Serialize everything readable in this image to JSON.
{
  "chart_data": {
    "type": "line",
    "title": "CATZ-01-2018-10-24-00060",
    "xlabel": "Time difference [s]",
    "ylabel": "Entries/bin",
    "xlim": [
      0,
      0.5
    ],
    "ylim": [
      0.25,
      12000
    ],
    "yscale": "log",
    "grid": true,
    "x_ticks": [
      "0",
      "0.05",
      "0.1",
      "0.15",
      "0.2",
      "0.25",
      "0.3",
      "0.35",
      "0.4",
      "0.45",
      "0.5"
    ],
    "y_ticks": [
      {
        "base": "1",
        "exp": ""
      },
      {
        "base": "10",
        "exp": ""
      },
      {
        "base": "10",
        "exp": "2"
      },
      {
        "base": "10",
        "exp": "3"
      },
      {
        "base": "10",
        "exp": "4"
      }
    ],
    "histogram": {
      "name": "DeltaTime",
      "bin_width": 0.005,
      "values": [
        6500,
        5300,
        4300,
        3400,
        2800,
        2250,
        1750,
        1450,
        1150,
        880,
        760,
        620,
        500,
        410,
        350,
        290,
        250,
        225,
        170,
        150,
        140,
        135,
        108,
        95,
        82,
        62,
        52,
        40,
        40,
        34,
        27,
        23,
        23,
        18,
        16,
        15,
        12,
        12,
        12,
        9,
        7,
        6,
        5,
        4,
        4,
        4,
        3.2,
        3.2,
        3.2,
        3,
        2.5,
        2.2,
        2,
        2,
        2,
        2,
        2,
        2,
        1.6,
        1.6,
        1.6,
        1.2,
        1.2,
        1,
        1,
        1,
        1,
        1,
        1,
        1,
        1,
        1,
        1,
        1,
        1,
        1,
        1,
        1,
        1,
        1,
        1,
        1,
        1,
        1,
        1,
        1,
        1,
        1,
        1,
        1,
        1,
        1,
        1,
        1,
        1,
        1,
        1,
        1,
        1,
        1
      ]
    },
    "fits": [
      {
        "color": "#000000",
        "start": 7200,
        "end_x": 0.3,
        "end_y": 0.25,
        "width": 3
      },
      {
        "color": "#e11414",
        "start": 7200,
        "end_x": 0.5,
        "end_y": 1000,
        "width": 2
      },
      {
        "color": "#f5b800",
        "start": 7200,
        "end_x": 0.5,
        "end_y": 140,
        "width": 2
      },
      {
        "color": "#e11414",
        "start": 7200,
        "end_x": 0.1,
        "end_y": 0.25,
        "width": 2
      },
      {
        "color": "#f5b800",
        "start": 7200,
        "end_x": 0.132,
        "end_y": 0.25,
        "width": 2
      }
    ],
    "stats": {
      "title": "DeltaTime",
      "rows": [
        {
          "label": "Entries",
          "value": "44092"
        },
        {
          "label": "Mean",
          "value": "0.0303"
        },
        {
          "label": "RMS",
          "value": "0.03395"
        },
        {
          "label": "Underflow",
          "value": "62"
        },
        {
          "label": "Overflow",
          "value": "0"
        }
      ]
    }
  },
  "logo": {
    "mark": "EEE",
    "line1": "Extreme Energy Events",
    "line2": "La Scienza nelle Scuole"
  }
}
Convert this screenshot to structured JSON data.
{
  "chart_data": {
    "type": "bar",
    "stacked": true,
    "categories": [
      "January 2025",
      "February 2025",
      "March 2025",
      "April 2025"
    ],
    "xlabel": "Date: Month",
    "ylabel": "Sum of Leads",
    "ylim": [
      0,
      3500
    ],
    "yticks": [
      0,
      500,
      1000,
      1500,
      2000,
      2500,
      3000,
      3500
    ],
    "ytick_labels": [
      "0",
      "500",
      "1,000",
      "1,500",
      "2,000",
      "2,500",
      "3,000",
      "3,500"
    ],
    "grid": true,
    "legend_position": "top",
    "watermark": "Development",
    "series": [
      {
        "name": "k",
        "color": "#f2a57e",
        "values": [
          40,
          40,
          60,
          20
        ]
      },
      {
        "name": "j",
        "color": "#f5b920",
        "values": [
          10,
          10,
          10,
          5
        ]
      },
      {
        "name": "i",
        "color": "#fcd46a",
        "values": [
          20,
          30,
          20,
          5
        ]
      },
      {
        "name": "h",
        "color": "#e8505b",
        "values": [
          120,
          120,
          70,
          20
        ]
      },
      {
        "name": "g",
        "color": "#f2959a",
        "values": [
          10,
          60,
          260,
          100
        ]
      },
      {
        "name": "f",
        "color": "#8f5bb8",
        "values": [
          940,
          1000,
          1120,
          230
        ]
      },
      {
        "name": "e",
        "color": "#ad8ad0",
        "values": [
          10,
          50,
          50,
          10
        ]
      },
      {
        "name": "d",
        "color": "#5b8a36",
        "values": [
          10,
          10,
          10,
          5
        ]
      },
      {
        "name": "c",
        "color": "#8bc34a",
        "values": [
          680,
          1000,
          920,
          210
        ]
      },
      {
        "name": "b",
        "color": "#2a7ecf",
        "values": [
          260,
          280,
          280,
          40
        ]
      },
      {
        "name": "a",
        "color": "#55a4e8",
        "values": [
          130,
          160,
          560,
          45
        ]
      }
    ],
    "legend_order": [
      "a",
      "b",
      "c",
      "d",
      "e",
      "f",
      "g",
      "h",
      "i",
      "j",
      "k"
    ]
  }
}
□ □ □ □
**Work to be completed:** Return every line of the material exactly.

**The answer:**
Serialize everything readable in this image to JSON.
{
  "chart_data": {
    "type": "line",
    "title": "CATZ-01-2018-10-24-00060",
    "xlabel": "Time difference [s]",
    "ylabel": "Entries/bin",
    "xlim": [
      0,
      0.5
    ],
    "ylim": [
      0.25,
      12000
    ],
    "yscale": "log",
    "grid": true,
    "x_ticks": [
      "0",
      "0.05",
      "0.1",
      "0.15",
      "0.2",
      "0.25",
      "0.3",
      "0.35",
      "0.4",
      "0.45",
      "0.5"
    ],
    "y_ticks": [
      {
        "base": "1",
        "exp": ""
      },
      {
        "base": "10",
        "exp": ""
      },
      {
        "base": "10",
        "exp": "2"
      },
      {
        "base": "10",
        "exp": "3"
      },
      {
        "base": "10",
        "exp": "4"
      }
    ],
    "histogram": {
      "name": "DeltaTime",
      "bin_width": 0.005,
      "values": [
        6500,
        5300,
        4300,
        3400,
        2800,
        2250,
        1750,
        1450,
        1150,
        880,
        760,
        620,
        500,
        410,
        350,
        290,
        250,
        225,
        170,
        150,
        140,
        135,
        108,
        95,
        82,
        62,
        52,
        40,
        40,
        34,
        27,
        23,
        23,
        18,
        16,
        15,
        12,
        12,
        12,
        9,
        7,
        6,
        5,
        4,
        4,
        4,
        3.2,
        3.2,
        3.2,
        3,
        2.5,
        2.2,
        2,
        2,
        2,
        2,
        2,
        2,
        1.6,
        1.6,
        1.6,
        1.2,
        1.2,
        1,
        1,
        1,
        1,
        1,
        1,
        1,
        1,
        1,
        1,
        1,
        1,
        1,
        1,
        1,
        1,
        1,
        1,
        1,
        1,
        1,
        1,
        1,
        1,
        1,
        1,
        1,
        1,
        1,
        1,
        1,
        1,
        1,
        1,
        1,
        1,
        1
      ]
    },
    "fits": [
      {
        "color": "#000000",
        "start": 7200,
        "end_x": 0.3,
        "end_y": 0.25,
        "width": 3
      },
      {
        "color": "#e11414",
        "start": 7200,
        "end_x": 0.5,
        "end_y": 1000,
        "width": 2
      },
      {
        "color": "#f5b800",
        "start": 7200,
        "end_x": 0.5,
        "end_y": 140,
        "width": 2
      },
      {
        "color": "#e11414",
        "start": 7200,
        "end_x": 0.1,
        "end_y": 0.25,
        "width": 2
      },
      {
        "color": "#f5b800",
        "start": 7200,
        "end_x": 0.132,
        "end_y": 0.25,
        "width": 2
      }
    ],
    "stats": {
      "title": "DeltaTime",
      "rows": [
        {
          "label": "Entries",
          "value": "44092"
        },
        {
          "label": "Mean",
          "value": "0.0303"
        },
        {
          "label": "RMS",
          "value": "0.03395"
        },
        {
          "label": "Underflow",
          "value": "62"
        },
        {
          "label": "Overflow",
          "value": "0"
        }
      ]
    }
  },
  "logo": {
    "mark": "EEE",
    "line1": "Extreme Energy Events",
    "line2": "La Scienza nelle Scuole"
  }
}
Convert this screenshot to structured JSON data.
{
  "chart_data": {
    "type": "bar",
    "stacked": true,
    "categories": [
      "January 2025",
      "February 2025",
      "March 2025",
      "April 2025"
    ],
    "xlabel": "Date: Month",
    "ylabel": "Sum of Leads",
    "ylim": [
      0,
      3500
    ],
    "yticks": [
      0,
      500,
      1000,
      1500,
      2000,
      2500,
      3000,
      3500
    ],
    "ytick_labels": [
      "0",
      "500",
      "1,000",
      "1,500",
      "2,000",
      "2,500",
      "3,000",
      "3,500"
    ],
    "grid": true,
    "legend_position": "top",
    "watermark": "Development",
    "series": [
      {
        "name": "k",
        "color": "#f2a57e",
        "values": [
          40,
          40,
          60,
          20
        ]
      },
      {
        "name": "j",
        "color": "#f5b920",
        "values": [
          10,
          10,
          10,
          5
        ]
      },
      {
        "name": "i",
        "color": "#fcd46a",
        "values": [
          20,
          30,
          20,
          5
        ]
      },
      {
        "name": "h",
        "color": "#e8505b",
        "values": [
          120,
          120,
          70,
          20
        ]
      },
      {
        "name": "g",
        "color": "#f2959a",
        "values": [
          10,
          60,
          260,
          100
        ]
      },
      {
        "name": "f",
        "color": "#8f5bb8",
        "values": [
          940,
          1000,
          1120,
          230
        ]
      },
      {
        "name": "e",
        "color": "#ad8ad0",
        "values": [
          10,
          50,
          50,
          10
        ]
      },
      {
        "name": "d",
        "color": "#5b8a36",
        "values": [
          10,
          10,
          10,
          5
        ]
      },
      {
        "name": "c",
        "color": "#8bc34a",
        "values": [
          680,
          1000,
          920,
          210
        ]
      },
      {
        "name": "b",
        "color": "#2a7ecf",
        "values": [
          260,
          280,
          280,
          40
        ]
      },
      {
        "name": "a",
        "color": "#55a4e8",
        "values": [
          130,
          160,
          560,
          45
        ]
      }
    ],
    "legend_order": [
      "a",
      "b",
      "c",
      "d",
      "e",
      "f",
      "g",
      "h",
      "i",
      "j",
      "k"
    ]
  }
}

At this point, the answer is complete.